The records below are to be repeated in full, exactly as they are.
■ ■ ■ ■ ■
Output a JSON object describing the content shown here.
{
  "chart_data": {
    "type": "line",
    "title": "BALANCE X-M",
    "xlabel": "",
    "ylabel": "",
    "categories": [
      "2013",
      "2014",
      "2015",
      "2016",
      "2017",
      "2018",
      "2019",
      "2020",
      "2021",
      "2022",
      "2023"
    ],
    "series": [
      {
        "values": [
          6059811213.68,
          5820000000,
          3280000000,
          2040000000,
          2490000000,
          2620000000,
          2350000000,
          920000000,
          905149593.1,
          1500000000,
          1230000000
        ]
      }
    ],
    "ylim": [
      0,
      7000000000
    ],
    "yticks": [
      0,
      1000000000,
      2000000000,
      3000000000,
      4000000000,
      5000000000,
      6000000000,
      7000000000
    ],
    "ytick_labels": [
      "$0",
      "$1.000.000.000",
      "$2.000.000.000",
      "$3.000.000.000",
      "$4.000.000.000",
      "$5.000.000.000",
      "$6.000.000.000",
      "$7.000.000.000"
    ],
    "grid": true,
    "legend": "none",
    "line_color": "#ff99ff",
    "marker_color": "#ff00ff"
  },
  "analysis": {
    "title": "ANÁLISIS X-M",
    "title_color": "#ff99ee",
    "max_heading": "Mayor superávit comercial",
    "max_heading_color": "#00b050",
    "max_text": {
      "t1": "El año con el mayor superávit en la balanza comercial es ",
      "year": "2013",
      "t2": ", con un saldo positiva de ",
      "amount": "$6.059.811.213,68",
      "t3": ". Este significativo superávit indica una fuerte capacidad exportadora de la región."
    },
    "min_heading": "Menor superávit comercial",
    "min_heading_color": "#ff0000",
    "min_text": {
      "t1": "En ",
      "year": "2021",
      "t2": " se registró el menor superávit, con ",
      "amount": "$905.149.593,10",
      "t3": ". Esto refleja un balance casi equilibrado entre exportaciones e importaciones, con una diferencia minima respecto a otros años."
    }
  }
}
■ ■ ■ ■ ■
ANSWER TO THE PROBLEM:
Output a JSON object describing the content shown here.
{
  "chart_data": {
    "type": "line",
    "title": "BALANCE X-M",
    "xlabel": "",
    "ylabel": "",
    "categories": [
      "2013",
      "2014",
      "2015",
      "2016",
      "2017",
      "2018",
      "2019",
      "2020",
      "2021",
      "2022",
      "2023"
    ],
    "series": [
      {
        "values": [
          6059811213.68,
          5820000000,
          3280000000,
          2040000000,
          2490000000,
          2620000000,
          2350000000,
          920000000,
          905149593.1,
          1500000000,
          1230000000
        ]
      }
    ],
    "ylim": [
      0,
      7000000000
    ],
    "yticks": [
      0,
      1000000000,
      2000000000,
      3000000000,
      4000000000,
      5000000000,
      6000000000,
      7000000000
    ],
    "ytick_labels": [
      "$0",
      "$1.000.000.000",
      "$2.000.000.000",
      "$3.000.000.000",
      "$4.000.000.000",
      "$5.000.000.000",
      "$6.000.000.000",
      "$7.000.000.000"
    ],
    "grid": true,
    "legend": "none",
    "line_color": "#ff99ff",
    "marker_color": "#ff00ff"
  },
  "analysis": {
    "title": "ANÁLISIS X-M",
    "title_color": "#ff99ee",
    "max_heading": "Mayor superávit comercial",
    "max_heading_color": "#00b050",
    "max_text": {
      "t1": "El año con el mayor superávit en la balanza comercial es ",
      "year": "2013",
      "t2": ", con un saldo positiva de ",
      "amount": "$6.059.811.213,68",
      "t3": ". Este significativo superávit indica una fuerte capacidad exportadora de la región."
    },
    "min_heading": "Menor superávit comercial",
    "min_heading_color": "#ff0000",
    "min_text": {
      "t1": "En ",
      "year": "2021",
      "t2": " se registró el menor superávit, con ",
      "amount": "$905.149.593,10",
      "t3": ". Esto refleja un balance casi equilibrado entre exportaciones e importaciones, con una diferencia minima respecto a otros años."
    }
  }
}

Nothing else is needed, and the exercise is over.